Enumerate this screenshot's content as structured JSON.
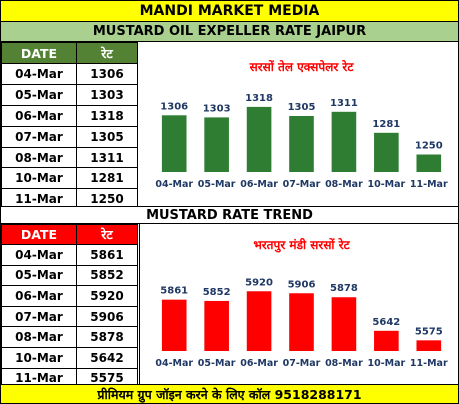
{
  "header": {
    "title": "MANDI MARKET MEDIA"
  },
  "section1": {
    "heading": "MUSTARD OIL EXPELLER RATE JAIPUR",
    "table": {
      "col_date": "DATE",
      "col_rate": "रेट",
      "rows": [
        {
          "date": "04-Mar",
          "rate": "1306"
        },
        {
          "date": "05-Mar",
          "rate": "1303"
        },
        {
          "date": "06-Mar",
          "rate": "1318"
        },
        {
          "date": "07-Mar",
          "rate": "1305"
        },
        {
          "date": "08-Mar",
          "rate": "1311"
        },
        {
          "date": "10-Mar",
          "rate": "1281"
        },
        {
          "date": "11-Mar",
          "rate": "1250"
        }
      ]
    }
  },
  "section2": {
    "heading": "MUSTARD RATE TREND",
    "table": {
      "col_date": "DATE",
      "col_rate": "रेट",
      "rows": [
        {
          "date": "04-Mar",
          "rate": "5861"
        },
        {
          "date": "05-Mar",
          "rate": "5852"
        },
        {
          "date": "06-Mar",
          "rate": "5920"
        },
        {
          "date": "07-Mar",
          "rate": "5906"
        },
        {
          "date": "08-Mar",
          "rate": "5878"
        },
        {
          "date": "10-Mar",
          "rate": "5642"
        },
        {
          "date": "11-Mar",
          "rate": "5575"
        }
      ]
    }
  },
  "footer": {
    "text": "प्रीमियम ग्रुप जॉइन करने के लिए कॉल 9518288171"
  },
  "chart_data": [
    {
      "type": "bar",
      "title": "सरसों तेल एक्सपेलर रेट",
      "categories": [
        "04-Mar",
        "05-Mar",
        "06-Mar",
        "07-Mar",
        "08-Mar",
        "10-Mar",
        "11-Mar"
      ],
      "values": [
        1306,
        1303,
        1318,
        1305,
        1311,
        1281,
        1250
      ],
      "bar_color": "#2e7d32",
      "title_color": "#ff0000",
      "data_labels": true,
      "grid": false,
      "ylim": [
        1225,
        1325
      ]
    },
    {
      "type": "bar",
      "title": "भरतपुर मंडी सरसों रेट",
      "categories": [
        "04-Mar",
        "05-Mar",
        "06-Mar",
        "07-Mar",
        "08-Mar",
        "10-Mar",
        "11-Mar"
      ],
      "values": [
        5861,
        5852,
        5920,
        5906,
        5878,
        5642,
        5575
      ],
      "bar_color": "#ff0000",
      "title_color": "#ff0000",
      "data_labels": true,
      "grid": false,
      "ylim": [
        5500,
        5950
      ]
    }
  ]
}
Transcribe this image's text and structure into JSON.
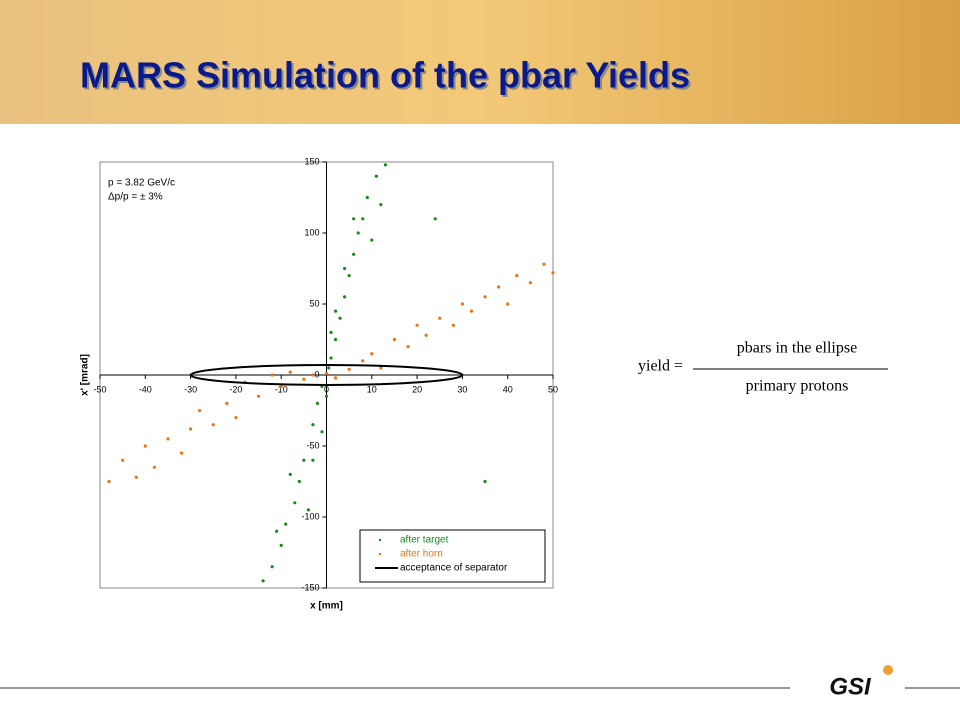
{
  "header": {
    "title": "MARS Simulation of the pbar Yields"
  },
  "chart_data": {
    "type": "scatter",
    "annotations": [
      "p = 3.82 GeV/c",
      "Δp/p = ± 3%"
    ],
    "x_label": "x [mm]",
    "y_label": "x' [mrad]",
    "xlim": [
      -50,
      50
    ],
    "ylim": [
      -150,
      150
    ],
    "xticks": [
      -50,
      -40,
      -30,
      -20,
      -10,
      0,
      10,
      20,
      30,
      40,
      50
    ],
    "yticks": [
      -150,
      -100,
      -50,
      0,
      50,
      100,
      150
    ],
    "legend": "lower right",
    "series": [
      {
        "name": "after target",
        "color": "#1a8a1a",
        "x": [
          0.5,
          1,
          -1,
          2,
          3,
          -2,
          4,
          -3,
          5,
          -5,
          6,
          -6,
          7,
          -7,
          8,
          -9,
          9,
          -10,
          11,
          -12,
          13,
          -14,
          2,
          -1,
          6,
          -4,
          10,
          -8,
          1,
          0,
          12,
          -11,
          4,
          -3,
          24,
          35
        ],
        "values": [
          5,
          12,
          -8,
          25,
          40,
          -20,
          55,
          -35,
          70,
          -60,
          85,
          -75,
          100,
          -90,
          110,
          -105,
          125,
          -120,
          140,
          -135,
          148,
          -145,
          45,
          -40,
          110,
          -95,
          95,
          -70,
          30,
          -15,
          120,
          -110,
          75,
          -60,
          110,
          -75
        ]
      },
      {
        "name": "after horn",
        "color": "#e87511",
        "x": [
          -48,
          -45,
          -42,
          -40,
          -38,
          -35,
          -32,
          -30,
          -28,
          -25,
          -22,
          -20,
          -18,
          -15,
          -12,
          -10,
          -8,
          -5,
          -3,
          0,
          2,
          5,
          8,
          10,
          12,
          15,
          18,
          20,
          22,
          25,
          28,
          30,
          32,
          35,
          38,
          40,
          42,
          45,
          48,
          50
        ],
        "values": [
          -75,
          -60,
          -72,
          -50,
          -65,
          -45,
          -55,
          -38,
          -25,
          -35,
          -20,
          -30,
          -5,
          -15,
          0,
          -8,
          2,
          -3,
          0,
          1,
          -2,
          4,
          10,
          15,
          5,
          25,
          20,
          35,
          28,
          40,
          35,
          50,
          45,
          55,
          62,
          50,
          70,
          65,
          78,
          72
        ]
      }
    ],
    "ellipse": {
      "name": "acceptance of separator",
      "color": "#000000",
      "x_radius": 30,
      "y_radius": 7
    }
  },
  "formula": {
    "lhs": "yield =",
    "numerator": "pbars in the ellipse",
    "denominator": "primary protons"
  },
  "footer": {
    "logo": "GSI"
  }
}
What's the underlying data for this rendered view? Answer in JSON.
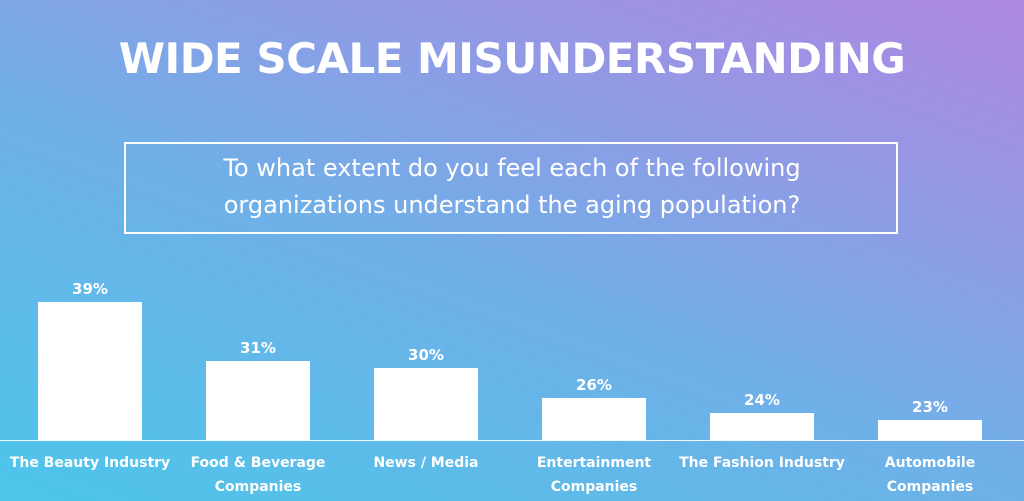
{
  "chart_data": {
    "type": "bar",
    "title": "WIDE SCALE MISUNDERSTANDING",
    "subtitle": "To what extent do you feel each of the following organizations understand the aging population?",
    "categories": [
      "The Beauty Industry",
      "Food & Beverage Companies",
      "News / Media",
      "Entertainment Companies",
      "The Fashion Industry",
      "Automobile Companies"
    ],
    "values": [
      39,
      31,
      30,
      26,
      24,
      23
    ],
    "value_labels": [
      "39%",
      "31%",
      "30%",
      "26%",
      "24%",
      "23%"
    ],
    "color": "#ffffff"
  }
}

● ● ● ●

*YOUR INSTRUCTIONS:*
Begin with the line containing "What's the underlying" and end with the final line of the data, printing those lines exactly and only; pictures are left out.

*PROBLEM SOLUTION:*
What's the underlying data for this rendered view? Answer in JSON.
{
  "chart_data": {
    "type": "bar",
    "title": "WIDE SCALE MISUNDERSTANDING",
    "subtitle": "To what extent do you feel each of the following organizations understand the aging population?",
    "categories": [
      "The Beauty Industry",
      "Food & Beverage Companies",
      "News / Media",
      "Entertainment Companies",
      "The Fashion Industry",
      "Automobile Companies"
    ],
    "values": [
      39,
      31,
      30,
      26,
      24,
      23
    ],
    "value_labels": [
      "39%",
      "31%",
      "30%",
      "26%",
      "24%",
      "23%"
    ],
    "color": "#ffffff"
  }
}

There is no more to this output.